> _Task prompt_
Report how many lines contain "this", with no other words.

[Data excerpts]

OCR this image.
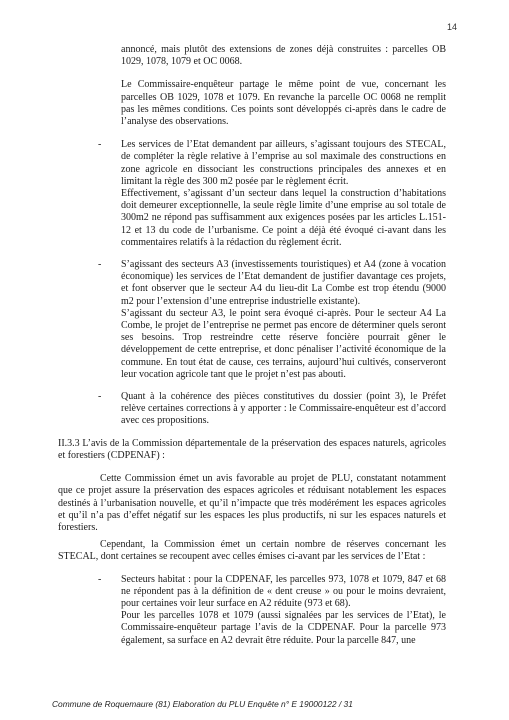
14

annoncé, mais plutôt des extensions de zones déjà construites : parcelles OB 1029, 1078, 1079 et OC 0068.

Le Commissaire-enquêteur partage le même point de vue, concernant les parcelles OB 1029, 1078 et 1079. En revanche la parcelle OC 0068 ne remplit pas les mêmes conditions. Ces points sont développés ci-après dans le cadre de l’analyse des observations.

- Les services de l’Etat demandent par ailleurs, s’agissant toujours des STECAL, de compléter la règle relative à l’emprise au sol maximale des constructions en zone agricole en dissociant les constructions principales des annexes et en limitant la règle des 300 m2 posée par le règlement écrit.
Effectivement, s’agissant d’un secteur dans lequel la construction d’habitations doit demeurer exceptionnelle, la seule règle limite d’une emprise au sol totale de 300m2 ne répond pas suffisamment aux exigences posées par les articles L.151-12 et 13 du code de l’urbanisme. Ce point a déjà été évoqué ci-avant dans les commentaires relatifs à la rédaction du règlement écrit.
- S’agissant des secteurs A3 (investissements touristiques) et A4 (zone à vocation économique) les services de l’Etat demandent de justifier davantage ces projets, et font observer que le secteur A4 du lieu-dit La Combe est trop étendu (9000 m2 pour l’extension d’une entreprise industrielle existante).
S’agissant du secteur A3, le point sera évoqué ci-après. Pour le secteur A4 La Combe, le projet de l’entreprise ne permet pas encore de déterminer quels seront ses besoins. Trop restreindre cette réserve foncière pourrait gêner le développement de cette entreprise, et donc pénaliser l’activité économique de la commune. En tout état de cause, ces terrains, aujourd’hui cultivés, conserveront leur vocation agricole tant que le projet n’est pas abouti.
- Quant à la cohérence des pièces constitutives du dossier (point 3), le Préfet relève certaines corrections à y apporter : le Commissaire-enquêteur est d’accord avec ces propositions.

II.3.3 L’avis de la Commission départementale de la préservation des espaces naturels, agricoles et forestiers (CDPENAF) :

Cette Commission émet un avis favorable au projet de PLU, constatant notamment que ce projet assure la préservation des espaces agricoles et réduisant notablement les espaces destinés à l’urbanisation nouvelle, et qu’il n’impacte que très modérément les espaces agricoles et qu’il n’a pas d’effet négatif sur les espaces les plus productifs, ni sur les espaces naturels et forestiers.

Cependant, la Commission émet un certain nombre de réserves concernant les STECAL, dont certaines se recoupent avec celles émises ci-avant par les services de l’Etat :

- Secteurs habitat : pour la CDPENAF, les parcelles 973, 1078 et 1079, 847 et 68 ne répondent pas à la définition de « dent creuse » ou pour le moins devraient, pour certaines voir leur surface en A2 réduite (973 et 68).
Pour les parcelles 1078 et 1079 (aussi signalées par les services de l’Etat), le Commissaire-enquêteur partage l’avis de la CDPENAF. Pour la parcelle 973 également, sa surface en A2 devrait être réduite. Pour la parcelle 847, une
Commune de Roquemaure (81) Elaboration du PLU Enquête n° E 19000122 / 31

--

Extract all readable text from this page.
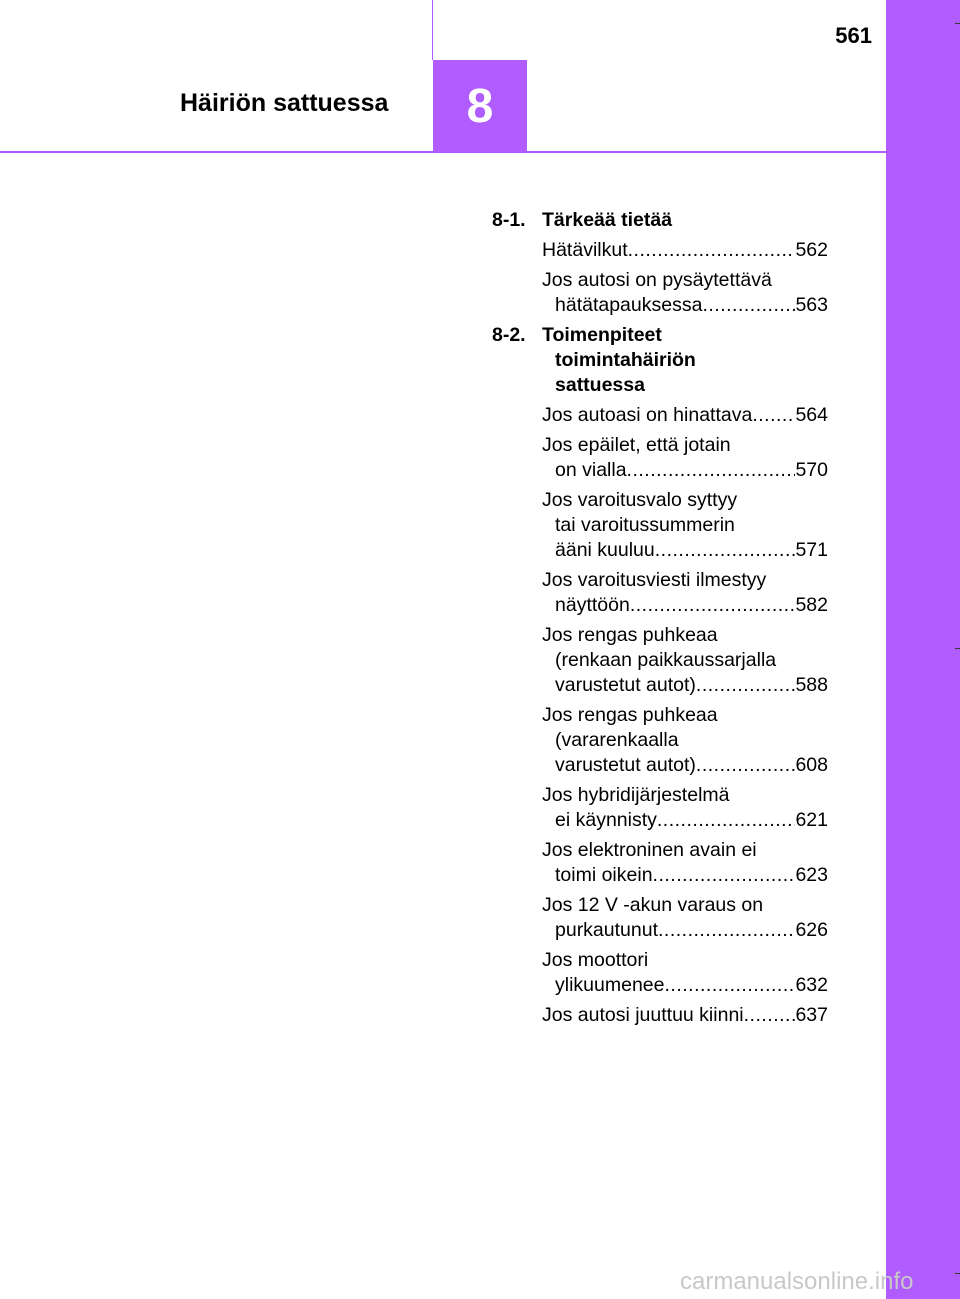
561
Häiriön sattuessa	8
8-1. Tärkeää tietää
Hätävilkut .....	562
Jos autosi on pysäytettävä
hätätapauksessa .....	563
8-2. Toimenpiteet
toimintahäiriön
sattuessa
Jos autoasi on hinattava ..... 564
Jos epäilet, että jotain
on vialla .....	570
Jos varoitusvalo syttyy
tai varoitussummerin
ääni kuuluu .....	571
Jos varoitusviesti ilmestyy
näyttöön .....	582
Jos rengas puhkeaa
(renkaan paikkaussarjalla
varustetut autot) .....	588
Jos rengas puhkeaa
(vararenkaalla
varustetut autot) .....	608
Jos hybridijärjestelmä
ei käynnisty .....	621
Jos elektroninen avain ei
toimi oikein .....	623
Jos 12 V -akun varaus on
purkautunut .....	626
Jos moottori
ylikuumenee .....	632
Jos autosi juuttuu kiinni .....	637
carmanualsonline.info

> _Full response_
2